→ **Exercise objective**
Repeat the material exactly as it appears.

→ **Information supplied**
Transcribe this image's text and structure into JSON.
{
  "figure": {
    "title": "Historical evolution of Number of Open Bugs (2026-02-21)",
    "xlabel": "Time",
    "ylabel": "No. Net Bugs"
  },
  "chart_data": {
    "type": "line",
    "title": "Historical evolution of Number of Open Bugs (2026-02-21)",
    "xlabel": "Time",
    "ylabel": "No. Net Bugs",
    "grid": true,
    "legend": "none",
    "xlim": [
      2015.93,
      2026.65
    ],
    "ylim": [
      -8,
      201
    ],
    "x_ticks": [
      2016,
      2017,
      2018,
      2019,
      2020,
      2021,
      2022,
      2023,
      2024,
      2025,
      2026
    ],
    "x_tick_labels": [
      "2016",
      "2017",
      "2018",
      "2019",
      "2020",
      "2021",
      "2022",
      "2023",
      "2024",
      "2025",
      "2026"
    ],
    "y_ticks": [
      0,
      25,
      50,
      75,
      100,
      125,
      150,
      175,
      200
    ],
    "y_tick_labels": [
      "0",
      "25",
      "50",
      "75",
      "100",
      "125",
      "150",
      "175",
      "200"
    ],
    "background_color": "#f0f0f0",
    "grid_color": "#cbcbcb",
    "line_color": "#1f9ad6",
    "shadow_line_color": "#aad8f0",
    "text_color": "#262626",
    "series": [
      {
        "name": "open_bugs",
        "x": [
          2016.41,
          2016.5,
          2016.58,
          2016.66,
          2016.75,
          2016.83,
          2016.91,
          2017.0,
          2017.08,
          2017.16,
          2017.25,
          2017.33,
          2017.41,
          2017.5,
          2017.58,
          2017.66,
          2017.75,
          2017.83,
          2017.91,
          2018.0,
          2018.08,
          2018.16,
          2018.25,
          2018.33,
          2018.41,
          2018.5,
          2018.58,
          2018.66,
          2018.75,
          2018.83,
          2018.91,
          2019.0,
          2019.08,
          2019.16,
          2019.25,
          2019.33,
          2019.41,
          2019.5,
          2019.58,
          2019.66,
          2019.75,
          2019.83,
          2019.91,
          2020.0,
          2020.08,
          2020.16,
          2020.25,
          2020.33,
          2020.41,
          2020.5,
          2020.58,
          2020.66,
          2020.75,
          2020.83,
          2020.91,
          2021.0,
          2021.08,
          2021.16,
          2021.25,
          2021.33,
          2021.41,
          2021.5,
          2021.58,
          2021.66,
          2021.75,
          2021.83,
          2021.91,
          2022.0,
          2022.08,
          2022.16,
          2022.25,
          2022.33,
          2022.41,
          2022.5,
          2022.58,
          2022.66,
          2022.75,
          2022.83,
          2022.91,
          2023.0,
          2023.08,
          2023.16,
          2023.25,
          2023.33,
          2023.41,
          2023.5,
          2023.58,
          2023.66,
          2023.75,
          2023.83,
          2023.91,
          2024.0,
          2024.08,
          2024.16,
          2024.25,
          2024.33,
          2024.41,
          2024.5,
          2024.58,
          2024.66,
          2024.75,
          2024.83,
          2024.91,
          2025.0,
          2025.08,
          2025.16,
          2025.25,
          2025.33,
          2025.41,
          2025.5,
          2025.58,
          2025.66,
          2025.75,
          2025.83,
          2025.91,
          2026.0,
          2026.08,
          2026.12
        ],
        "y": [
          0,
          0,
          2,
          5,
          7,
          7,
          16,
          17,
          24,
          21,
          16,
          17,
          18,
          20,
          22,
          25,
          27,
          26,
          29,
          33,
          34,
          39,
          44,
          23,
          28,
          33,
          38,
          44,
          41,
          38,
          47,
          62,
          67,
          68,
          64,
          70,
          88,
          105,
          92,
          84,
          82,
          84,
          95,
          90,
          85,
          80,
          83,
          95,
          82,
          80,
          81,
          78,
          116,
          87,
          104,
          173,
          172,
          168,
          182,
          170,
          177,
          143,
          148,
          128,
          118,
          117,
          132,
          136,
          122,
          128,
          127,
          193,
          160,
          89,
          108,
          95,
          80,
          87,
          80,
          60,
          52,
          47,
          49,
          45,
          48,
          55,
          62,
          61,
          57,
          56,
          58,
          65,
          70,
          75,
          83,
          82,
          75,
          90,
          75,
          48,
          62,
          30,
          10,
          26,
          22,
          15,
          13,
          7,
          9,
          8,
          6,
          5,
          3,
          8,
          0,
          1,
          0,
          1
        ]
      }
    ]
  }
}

→ **Exercise response**
Transcribe this image's text and structure into JSON.
{
  "figure": {
    "title": "Historical evolution of Number of Open Bugs (2026-02-21)",
    "xlabel": "Time",
    "ylabel": "No. Net Bugs"
  },
  "chart_data": {
    "type": "line",
    "title": "Historical evolution of Number of Open Bugs (2026-02-21)",
    "xlabel": "Time",
    "ylabel": "No. Net Bugs",
    "grid": true,
    "legend": "none",
    "xlim": [
      2015.93,
      2026.65
    ],
    "ylim": [
      -8,
      201
    ],
    "x_ticks": [
      2016,
      2017,
      2018,
      2019,
      2020,
      2021,
      2022,
      2023,
      2024,
      2025,
      2026
    ],
    "x_tick_labels": [
      "2016",
      "2017",
      "2018",
      "2019",
      "2020",
      "2021",
      "2022",
      "2023",
      "2024",
      "2025",
      "2026"
    ],
    "y_ticks": [
      0,
      25,
      50,
      75,
      100,
      125,
      150,
      175,
      200
    ],
    "y_tick_labels": [
      "0",
      "25",
      "50",
      "75",
      "100",
      "125",
      "150",
      "175",
      "200"
    ],
    "background_color": "#f0f0f0",
    "grid_color": "#cbcbcb",
    "line_color": "#1f9ad6",
    "shadow_line_color": "#aad8f0",
    "text_color": "#262626",
    "series": [
      {
        "name": "open_bugs",
        "x": [
          2016.41,
          2016.5,
          2016.58,
          2016.66,
          2016.75,
          2016.83,
          2016.91,
          2017.0,
          2017.08,
          2017.16,
          2017.25,
          2017.33,
          2017.41,
          2017.5,
          2017.58,
          2017.66,
          2017.75,
          2017.83,
          2017.91,
          2018.0,
          2018.08,
          2018.16,
          2018.25,
          2018.33,
          2018.41,
          2018.5,
          2018.58,
          2018.66,
          2018.75,
          2018.83,
          2018.91,
          2019.0,
          2019.08,
          2019.16,
          2019.25,
          2019.33,
          2019.41,
          2019.5,
          2019.58,
          2019.66,
          2019.75,
          2019.83,
          2019.91,
          2020.0,
          2020.08,
          2020.16,
          2020.25,
          2020.33,
          2020.41,
          2020.5,
          2020.58,
          2020.66,
          2020.75,
          2020.83,
          2020.91,
          2021.0,
          2021.08,
          2021.16,
          2021.25,
          2021.33,
          2021.41,
          2021.5,
          2021.58,
          2021.66,
          2021.75,
          2021.83,
          2021.91,
          2022.0,
          2022.08,
          2022.16,
          2022.25,
          2022.33,
          2022.41,
          2022.5,
          2022.58,
          2022.66,
          2022.75,
          2022.83,
          2022.91,
          2023.0,
          2023.08,
          2023.16,
          2023.25,
          2023.33,
          2023.41,
          2023.5,
          2023.58,
          2023.66,
          2023.75,
          2023.83,
          2023.91,
          2024.0,
          2024.08,
          2024.16,
          2024.25,
          2024.33,
          2024.41,
          2024.5,
          2024.58,
          2024.66,
          2024.75,
          2024.83,
          2024.91,
          2025.0,
          2025.08,
          2025.16,
          2025.25,
          2025.33,
          2025.41,
          2025.5,
          2025.58,
          2025.66,
          2025.75,
          2025.83,
          2025.91,
          2026.0,
          2026.08,
          2026.12
        ],
        "y": [
          0,
          0,
          2,
          5,
          7,
          7,
          16,
          17,
          24,
          21,
          16,
          17,
          18,
          20,
          22,
          25,
          27,
          26,
          29,
          33,
          34,
          39,
          44,
          23,
          28,
          33,
          38,
          44,
          41,
          38,
          47,
          62,
          67,
          68,
          64,
          70,
          88,
          105,
          92,
          84,
          82,
          84,
          95,
          90,
          85,
          80,
          83,
          95,
          82,
          80,
          81,
          78,
          116,
          87,
          104,
          173,
          172,
          168,
          182,
          170,
          177,
          143,
          148,
          128,
          118,
          117,
          132,
          136,
          122,
          128,
          127,
          193,
          160,
          89,
          108,
          95,
          80,
          87,
          80,
          60,
          52,
          47,
          49,
          45,
          48,
          55,
          62,
          61,
          57,
          56,
          58,
          65,
          70,
          75,
          83,
          82,
          75,
          90,
          75,
          48,
          62,
          30,
          10,
          26,
          22,
          15,
          13,
          7,
          9,
          8,
          6,
          5,
          3,
          8,
          0,
          1,
          0,
          1
        ]
      }
    ]
  }
}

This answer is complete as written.